The task: Please copy every line of the records below that holds the word "Keying".

##### Material for this exercise #####

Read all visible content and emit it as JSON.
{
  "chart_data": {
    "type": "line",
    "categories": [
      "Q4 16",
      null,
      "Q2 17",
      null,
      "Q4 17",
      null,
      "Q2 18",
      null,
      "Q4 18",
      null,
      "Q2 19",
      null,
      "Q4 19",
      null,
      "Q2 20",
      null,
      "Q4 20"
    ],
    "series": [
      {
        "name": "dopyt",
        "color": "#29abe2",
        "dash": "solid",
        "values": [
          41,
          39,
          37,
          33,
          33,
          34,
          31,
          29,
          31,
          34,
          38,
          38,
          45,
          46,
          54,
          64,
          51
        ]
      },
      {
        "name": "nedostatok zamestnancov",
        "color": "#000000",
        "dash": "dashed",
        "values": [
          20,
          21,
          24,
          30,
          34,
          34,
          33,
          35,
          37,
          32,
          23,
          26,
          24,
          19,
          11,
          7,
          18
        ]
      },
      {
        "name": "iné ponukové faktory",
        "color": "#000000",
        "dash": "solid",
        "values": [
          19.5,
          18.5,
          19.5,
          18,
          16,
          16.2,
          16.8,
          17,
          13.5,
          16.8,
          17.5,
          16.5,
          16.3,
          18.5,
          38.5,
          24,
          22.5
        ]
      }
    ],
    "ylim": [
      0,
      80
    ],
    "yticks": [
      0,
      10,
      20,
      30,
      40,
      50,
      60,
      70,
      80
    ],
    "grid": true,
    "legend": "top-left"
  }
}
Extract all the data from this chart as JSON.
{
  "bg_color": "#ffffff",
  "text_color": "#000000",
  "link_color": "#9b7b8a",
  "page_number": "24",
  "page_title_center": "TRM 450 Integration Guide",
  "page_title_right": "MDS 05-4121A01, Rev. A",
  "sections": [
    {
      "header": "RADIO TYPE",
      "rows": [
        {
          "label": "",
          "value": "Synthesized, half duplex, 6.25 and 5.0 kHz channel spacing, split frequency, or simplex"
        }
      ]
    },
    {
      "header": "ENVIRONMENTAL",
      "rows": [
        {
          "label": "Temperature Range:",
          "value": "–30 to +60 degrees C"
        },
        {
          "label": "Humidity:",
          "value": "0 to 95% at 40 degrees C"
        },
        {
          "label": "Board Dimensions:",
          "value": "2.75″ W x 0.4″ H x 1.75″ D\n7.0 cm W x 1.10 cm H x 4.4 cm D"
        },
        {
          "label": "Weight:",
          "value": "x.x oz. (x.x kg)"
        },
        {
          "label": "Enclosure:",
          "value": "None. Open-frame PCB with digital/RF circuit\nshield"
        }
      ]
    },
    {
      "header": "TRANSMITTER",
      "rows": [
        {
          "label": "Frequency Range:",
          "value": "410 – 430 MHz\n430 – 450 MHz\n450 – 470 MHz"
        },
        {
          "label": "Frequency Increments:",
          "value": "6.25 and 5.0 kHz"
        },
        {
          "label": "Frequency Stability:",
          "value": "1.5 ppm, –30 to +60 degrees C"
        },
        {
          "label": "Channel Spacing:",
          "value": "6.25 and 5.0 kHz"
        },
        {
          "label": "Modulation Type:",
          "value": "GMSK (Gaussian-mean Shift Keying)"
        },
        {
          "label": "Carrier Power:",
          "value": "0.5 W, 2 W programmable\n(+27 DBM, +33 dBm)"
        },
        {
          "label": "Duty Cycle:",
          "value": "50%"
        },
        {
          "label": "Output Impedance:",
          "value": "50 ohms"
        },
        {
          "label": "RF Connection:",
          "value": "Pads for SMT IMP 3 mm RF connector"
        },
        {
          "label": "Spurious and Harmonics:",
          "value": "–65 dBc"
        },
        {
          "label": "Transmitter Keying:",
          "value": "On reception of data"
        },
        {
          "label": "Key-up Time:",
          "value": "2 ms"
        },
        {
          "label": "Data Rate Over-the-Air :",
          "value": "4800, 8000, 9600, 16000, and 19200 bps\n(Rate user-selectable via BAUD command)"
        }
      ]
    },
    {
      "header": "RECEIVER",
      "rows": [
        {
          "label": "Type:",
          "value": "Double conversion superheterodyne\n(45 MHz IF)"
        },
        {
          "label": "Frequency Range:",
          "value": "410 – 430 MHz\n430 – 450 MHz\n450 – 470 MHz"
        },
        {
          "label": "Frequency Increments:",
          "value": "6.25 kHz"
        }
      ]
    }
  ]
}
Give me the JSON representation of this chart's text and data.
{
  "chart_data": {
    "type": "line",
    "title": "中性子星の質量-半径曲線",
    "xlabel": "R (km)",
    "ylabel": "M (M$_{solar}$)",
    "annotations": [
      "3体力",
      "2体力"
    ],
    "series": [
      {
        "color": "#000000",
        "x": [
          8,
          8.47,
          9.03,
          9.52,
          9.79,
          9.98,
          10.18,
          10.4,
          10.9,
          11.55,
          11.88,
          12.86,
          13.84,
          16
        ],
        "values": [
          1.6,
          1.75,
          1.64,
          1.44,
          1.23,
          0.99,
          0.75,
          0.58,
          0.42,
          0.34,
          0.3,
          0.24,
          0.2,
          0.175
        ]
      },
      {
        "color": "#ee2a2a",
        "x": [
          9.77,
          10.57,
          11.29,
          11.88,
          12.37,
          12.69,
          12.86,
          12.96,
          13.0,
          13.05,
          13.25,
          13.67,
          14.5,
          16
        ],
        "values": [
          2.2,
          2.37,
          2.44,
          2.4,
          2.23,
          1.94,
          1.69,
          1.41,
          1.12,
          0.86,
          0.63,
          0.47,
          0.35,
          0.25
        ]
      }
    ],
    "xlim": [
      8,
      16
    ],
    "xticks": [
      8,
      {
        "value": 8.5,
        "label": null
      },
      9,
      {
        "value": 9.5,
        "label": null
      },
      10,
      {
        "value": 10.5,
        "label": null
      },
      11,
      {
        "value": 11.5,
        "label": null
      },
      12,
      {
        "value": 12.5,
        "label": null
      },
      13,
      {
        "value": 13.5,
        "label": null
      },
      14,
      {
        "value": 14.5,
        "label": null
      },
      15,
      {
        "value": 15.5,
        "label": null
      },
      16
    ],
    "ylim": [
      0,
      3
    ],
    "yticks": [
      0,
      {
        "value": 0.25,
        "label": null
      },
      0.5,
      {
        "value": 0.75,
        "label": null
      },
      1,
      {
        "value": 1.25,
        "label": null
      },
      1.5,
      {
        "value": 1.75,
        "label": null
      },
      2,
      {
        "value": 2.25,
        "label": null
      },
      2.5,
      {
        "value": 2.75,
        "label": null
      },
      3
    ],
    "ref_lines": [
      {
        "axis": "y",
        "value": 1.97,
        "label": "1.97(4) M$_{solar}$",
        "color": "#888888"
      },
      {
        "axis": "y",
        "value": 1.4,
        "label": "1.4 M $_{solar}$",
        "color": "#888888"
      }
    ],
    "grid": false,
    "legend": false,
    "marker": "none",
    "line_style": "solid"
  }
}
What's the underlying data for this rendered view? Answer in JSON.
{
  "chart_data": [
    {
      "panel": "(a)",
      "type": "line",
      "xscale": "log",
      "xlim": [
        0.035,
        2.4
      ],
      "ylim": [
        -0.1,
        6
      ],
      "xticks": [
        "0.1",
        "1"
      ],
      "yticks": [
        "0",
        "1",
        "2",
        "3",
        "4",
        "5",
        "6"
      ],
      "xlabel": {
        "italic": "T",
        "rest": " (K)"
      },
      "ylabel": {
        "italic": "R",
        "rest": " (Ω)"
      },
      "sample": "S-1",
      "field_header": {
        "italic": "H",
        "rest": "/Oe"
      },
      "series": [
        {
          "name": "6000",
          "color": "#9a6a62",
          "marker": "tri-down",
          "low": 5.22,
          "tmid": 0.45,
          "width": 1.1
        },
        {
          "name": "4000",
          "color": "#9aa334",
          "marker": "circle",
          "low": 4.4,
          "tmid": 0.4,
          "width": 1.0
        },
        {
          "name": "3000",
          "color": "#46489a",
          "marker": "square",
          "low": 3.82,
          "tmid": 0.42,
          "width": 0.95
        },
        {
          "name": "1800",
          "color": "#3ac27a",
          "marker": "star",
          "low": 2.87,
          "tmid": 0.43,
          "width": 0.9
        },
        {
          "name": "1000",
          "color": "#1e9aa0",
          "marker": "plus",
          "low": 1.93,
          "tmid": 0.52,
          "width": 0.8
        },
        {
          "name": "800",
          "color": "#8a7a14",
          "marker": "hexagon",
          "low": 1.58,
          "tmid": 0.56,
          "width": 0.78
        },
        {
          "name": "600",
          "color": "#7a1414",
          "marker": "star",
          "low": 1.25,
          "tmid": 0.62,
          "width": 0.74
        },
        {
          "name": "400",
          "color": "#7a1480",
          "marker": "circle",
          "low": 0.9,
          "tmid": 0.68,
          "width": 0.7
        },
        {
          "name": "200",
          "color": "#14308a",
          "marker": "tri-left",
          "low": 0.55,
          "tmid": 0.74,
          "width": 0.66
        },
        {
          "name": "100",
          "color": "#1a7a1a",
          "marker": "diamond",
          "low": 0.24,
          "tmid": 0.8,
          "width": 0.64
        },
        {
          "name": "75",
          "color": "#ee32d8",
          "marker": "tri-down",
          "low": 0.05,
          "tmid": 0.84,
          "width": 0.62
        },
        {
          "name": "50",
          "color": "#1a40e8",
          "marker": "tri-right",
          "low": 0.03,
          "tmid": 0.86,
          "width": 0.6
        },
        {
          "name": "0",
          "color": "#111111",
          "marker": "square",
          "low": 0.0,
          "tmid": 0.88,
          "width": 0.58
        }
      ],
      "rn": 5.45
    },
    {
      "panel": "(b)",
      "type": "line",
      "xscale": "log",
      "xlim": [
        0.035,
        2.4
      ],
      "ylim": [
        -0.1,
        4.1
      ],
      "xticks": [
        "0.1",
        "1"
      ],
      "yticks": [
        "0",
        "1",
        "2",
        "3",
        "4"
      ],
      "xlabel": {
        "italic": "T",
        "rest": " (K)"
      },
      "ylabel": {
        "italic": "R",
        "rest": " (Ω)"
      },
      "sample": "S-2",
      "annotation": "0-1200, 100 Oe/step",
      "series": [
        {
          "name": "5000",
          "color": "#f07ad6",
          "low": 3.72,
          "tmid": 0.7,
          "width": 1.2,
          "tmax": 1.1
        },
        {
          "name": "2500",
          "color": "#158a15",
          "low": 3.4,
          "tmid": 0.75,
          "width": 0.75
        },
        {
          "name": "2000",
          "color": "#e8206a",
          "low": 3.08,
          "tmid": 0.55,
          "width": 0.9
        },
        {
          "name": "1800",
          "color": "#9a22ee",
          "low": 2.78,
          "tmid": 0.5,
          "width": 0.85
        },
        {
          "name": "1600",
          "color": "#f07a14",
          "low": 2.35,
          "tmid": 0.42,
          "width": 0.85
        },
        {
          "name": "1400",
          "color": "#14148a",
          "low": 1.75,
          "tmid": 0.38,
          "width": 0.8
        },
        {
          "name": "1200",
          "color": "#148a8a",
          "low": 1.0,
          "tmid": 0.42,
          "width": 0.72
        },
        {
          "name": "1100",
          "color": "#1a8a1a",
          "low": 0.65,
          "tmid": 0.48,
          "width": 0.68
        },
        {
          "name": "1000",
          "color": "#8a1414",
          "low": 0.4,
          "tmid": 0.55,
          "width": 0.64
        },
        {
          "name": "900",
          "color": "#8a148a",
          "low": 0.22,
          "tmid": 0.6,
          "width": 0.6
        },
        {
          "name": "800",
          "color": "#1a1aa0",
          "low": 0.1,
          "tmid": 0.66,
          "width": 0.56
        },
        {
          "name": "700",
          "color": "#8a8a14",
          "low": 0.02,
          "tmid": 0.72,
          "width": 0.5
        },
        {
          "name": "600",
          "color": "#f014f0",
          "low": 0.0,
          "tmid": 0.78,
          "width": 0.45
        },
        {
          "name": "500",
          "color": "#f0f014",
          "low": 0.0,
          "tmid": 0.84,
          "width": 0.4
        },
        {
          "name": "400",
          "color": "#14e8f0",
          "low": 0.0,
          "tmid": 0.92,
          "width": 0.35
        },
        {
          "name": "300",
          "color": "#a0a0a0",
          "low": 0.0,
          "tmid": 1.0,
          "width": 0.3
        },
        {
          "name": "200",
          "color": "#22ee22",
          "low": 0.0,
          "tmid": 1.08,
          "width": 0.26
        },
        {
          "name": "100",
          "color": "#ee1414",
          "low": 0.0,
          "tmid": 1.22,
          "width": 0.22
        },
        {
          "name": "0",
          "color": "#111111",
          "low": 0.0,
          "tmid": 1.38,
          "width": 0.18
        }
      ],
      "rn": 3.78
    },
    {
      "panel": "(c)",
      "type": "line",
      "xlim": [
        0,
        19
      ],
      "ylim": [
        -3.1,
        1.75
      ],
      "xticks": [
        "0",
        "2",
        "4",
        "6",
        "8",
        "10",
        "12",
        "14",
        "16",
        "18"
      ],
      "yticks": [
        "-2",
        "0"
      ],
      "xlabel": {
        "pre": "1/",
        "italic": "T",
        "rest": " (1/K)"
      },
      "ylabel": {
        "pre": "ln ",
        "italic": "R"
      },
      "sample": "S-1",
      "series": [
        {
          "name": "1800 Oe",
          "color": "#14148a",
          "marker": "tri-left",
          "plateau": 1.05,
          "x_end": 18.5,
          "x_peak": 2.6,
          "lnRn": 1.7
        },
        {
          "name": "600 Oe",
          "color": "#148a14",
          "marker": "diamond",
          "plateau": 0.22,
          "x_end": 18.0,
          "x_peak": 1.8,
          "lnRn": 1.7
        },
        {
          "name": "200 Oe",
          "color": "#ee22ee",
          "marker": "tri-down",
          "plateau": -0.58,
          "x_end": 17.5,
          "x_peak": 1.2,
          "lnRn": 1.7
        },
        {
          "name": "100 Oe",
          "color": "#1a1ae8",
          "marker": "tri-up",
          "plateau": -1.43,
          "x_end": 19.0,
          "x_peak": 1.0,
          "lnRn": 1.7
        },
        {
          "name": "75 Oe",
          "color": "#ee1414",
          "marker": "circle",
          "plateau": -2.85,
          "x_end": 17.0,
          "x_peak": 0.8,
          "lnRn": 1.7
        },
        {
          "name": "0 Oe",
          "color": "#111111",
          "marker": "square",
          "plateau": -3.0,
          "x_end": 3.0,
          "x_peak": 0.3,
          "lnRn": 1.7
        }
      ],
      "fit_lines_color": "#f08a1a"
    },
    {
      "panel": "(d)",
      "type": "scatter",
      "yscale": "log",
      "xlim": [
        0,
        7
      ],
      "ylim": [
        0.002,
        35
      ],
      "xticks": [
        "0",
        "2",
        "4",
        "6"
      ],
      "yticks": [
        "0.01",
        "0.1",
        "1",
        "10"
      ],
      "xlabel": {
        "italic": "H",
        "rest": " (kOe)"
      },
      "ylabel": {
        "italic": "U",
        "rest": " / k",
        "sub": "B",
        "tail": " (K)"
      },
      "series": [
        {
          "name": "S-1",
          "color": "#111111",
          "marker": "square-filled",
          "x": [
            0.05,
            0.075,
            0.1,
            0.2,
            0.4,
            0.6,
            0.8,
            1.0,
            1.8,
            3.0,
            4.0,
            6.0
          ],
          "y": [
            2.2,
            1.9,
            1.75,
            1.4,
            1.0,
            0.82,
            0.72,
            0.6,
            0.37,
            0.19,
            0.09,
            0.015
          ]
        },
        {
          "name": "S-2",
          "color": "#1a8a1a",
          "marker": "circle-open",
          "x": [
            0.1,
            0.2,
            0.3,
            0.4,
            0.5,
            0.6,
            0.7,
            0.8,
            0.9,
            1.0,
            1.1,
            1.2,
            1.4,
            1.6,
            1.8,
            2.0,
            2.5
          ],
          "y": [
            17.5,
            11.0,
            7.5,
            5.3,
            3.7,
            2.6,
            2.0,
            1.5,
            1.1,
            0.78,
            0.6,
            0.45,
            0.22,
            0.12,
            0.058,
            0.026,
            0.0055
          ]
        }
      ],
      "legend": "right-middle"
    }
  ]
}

#####

Exercise answer:
          "value": "GMSK (Gaussian-mean Shift Keying)"
          "label": "Transmitter Keying:",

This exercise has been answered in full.